TASK TO CARRY OUT
Skip the pictures. Transcribe the rest of the data below without changing a word.

SUPPLIED RECORDS
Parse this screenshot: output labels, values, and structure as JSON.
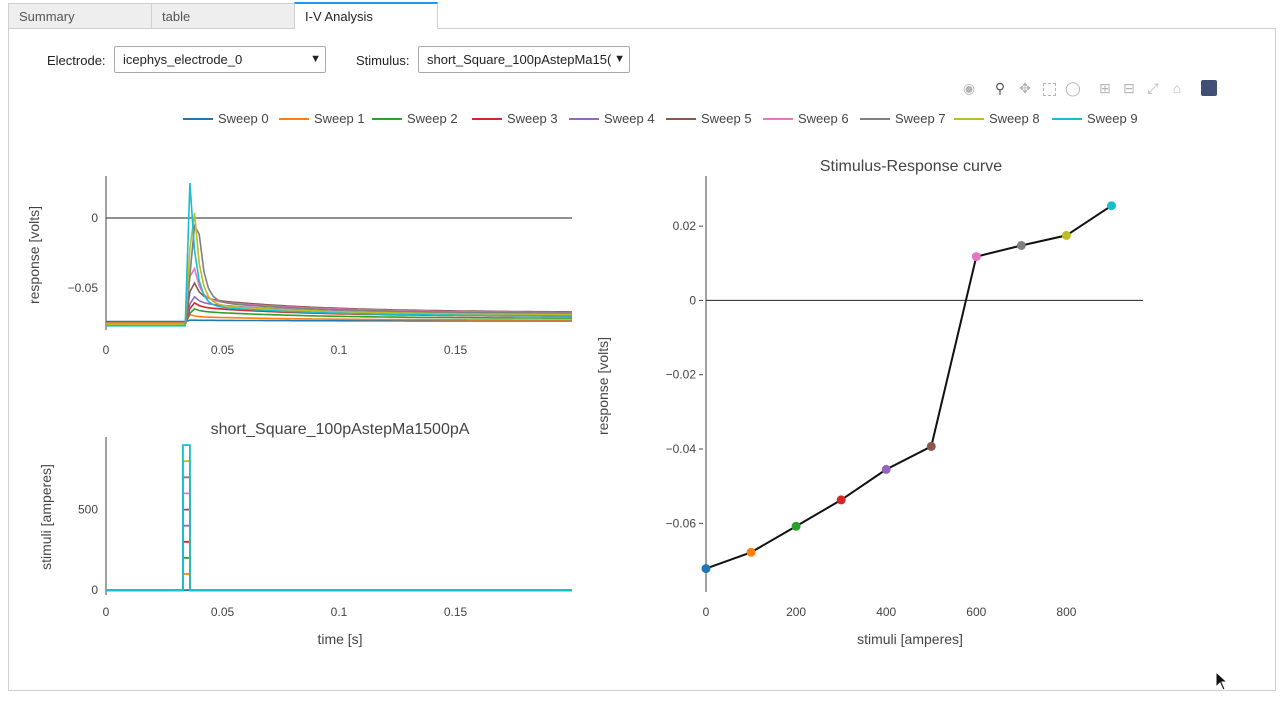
{
  "tabs": [
    {
      "label": "Summary"
    },
    {
      "label": "table"
    },
    {
      "label": "I-V Analysis"
    }
  ],
  "controls": {
    "electrode_label": "Electrode:",
    "electrode_value": "icephys_electrode_0",
    "stimulus_label": "Stimulus:",
    "stimulus_value": "short_Square_100pAstepMa15("
  },
  "modebar": [
    "camera-icon",
    "zoom-icon",
    "pan-icon",
    "box-select-icon",
    "lasso-icon",
    "zoom-in-icon",
    "zoom-out-icon",
    "autoscale-icon",
    "home-icon",
    "plotly-logo-icon"
  ],
  "legend": [
    {
      "name": "Sweep 0",
      "color": "#1f77b4"
    },
    {
      "name": "Sweep 1",
      "color": "#ff7f0e"
    },
    {
      "name": "Sweep 2",
      "color": "#2ca02c"
    },
    {
      "name": "Sweep 3",
      "color": "#d62728"
    },
    {
      "name": "Sweep 4",
      "color": "#9467bd"
    },
    {
      "name": "Sweep 5",
      "color": "#8c564b"
    },
    {
      "name": "Sweep 6",
      "color": "#e377c2"
    },
    {
      "name": "Sweep 7",
      "color": "#7f7f7f"
    },
    {
      "name": "Sweep 8",
      "color": "#bcbd22"
    },
    {
      "name": "Sweep 9",
      "color": "#17becf"
    }
  ],
  "chart_data": [
    {
      "type": "line",
      "title": "",
      "ylabel": "response [volts]",
      "xlabel": "",
      "xlim": [
        0,
        0.2
      ],
      "ylim": [
        -0.08,
        0.03
      ],
      "xticks": [
        "0",
        "0.05",
        "0.1",
        "0.15"
      ],
      "yticks": [
        "0",
        "−0.05"
      ],
      "stim_onset": 0.034,
      "series": [
        {
          "baseline": -0.074,
          "plateau": -0.073,
          "peak": -0.073,
          "peak_t": 0.036
        },
        {
          "baseline": -0.075,
          "plateau": -0.0705,
          "peak": -0.069,
          "peak_t": 0.036
        },
        {
          "baseline": -0.076,
          "plateau": -0.0665,
          "peak": -0.064,
          "peak_t": 0.037
        },
        {
          "baseline": -0.076,
          "plateau": -0.0635,
          "peak": -0.059,
          "peak_t": 0.037
        },
        {
          "baseline": -0.076,
          "plateau": -0.0605,
          "peak": -0.054,
          "peak_t": 0.037
        },
        {
          "baseline": -0.076,
          "plateau": -0.057,
          "peak": -0.041,
          "peak_t": 0.037
        },
        {
          "baseline": -0.076,
          "plateau": -0.058,
          "peak": -0.025,
          "peak_t": 0.037
        },
        {
          "baseline": -0.076,
          "plateau": -0.059,
          "peak": 0.012,
          "peak_t": 0.039
        },
        {
          "baseline": -0.076,
          "plateau": -0.061,
          "peak": 0.018,
          "peak_t": 0.0375
        },
        {
          "baseline": -0.077,
          "plateau": -0.062,
          "peak": 0.025,
          "peak_t": 0.036
        }
      ]
    },
    {
      "type": "line",
      "title": "short_Square_100pAstepMa1500pA",
      "ylabel": "stimuli [amperes]",
      "xlabel": "time [s]",
      "xlim": [
        0,
        0.2
      ],
      "ylim": [
        -30,
        950
      ],
      "xticks": [
        "0",
        "0.05",
        "0.1",
        "0.15"
      ],
      "yticks": [
        "0",
        "500"
      ],
      "pulse_start": 0.033,
      "pulse_end": 0.036,
      "amplitudes": [
        0,
        100,
        200,
        300,
        400,
        500,
        600,
        700,
        800,
        900
      ]
    },
    {
      "type": "scatter",
      "title": "Stimulus-Response curve",
      "ylabel": "response [volts]",
      "xlabel": "stimuli [amperes]",
      "xlim": [
        0,
        970
      ],
      "ylim": [
        -0.0785,
        0.0335
      ],
      "xticks": [
        "0",
        "200",
        "400",
        "600",
        "800"
      ],
      "yticks": [
        "0.02",
        "0",
        "−0.02",
        "−0.04",
        "−0.06"
      ],
      "x": [
        0,
        100,
        200,
        300,
        400,
        500,
        600,
        700,
        800,
        900
      ],
      "y": [
        -0.0722,
        -0.0678,
        -0.0608,
        -0.0537,
        -0.0455,
        -0.0393,
        0.0118,
        0.0148,
        0.0175,
        0.0255
      ]
    }
  ]
}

OUTPUT OF THE EXERCISE
Parse this screenshot: output labels, values, and structure as JSON.
{
  "tabs": [
    {
      "label": "Summary"
    },
    {
      "label": "table"
    },
    {
      "label": "I-V Analysis"
    }
  ],
  "controls": {
    "electrode_label": "Electrode:",
    "electrode_value": "icephys_electrode_0",
    "stimulus_label": "Stimulus:",
    "stimulus_value": "short_Square_100pAstepMa15("
  },
  "modebar": [
    "camera-icon",
    "zoom-icon",
    "pan-icon",
    "box-select-icon",
    "lasso-icon",
    "zoom-in-icon",
    "zoom-out-icon",
    "autoscale-icon",
    "home-icon",
    "plotly-logo-icon"
  ],
  "legend": [
    {
      "name": "Sweep 0",
      "color": "#1f77b4"
    },
    {
      "name": "Sweep 1",
      "color": "#ff7f0e"
    },
    {
      "name": "Sweep 2",
      "color": "#2ca02c"
    },
    {
      "name": "Sweep 3",
      "color": "#d62728"
    },
    {
      "name": "Sweep 4",
      "color": "#9467bd"
    },
    {
      "name": "Sweep 5",
      "color": "#8c564b"
    },
    {
      "name": "Sweep 6",
      "color": "#e377c2"
    },
    {
      "name": "Sweep 7",
      "color": "#7f7f7f"
    },
    {
      "name": "Sweep 8",
      "color": "#bcbd22"
    },
    {
      "name": "Sweep 9",
      "color": "#17becf"
    }
  ],
  "chart_data": [
    {
      "type": "line",
      "title": "",
      "ylabel": "response [volts]",
      "xlabel": "",
      "xlim": [
        0,
        0.2
      ],
      "ylim": [
        -0.08,
        0.03
      ],
      "xticks": [
        "0",
        "0.05",
        "0.1",
        "0.15"
      ],
      "yticks": [
        "0",
        "−0.05"
      ],
      "stim_onset": 0.034,
      "series": [
        {
          "baseline": -0.074,
          "plateau": -0.073,
          "peak": -0.073,
          "peak_t": 0.036
        },
        {
          "baseline": -0.075,
          "plateau": -0.0705,
          "peak": -0.069,
          "peak_t": 0.036
        },
        {
          "baseline": -0.076,
          "plateau": -0.0665,
          "peak": -0.064,
          "peak_t": 0.037
        },
        {
          "baseline": -0.076,
          "plateau": -0.0635,
          "peak": -0.059,
          "peak_t": 0.037
        },
        {
          "baseline": -0.076,
          "plateau": -0.0605,
          "peak": -0.054,
          "peak_t": 0.037
        },
        {
          "baseline": -0.076,
          "plateau": -0.057,
          "peak": -0.041,
          "peak_t": 0.037
        },
        {
          "baseline": -0.076,
          "plateau": -0.058,
          "peak": -0.025,
          "peak_t": 0.037
        },
        {
          "baseline": -0.076,
          "plateau": -0.059,
          "peak": 0.012,
          "peak_t": 0.039
        },
        {
          "baseline": -0.076,
          "plateau": -0.061,
          "peak": 0.018,
          "peak_t": 0.0375
        },
        {
          "baseline": -0.077,
          "plateau": -0.062,
          "peak": 0.025,
          "peak_t": 0.036
        }
      ]
    },
    {
      "type": "line",
      "title": "short_Square_100pAstepMa1500pA",
      "ylabel": "stimuli [amperes]",
      "xlabel": "time [s]",
      "xlim": [
        0,
        0.2
      ],
      "ylim": [
        -30,
        950
      ],
      "xticks": [
        "0",
        "0.05",
        "0.1",
        "0.15"
      ],
      "yticks": [
        "0",
        "500"
      ],
      "pulse_start": 0.033,
      "pulse_end": 0.036,
      "amplitudes": [
        0,
        100,
        200,
        300,
        400,
        500,
        600,
        700,
        800,
        900
      ]
    },
    {
      "type": "scatter",
      "title": "Stimulus-Response curve",
      "ylabel": "response [volts]",
      "xlabel": "stimuli [amperes]",
      "xlim": [
        0,
        970
      ],
      "ylim": [
        -0.0785,
        0.0335
      ],
      "xticks": [
        "0",
        "200",
        "400",
        "600",
        "800"
      ],
      "yticks": [
        "0.02",
        "0",
        "−0.02",
        "−0.04",
        "−0.06"
      ],
      "x": [
        0,
        100,
        200,
        300,
        400,
        500,
        600,
        700,
        800,
        900
      ],
      "y": [
        -0.0722,
        -0.0678,
        -0.0608,
        -0.0537,
        -0.0455,
        -0.0393,
        0.0118,
        0.0148,
        0.0175,
        0.0255
      ]
    }
  ]
}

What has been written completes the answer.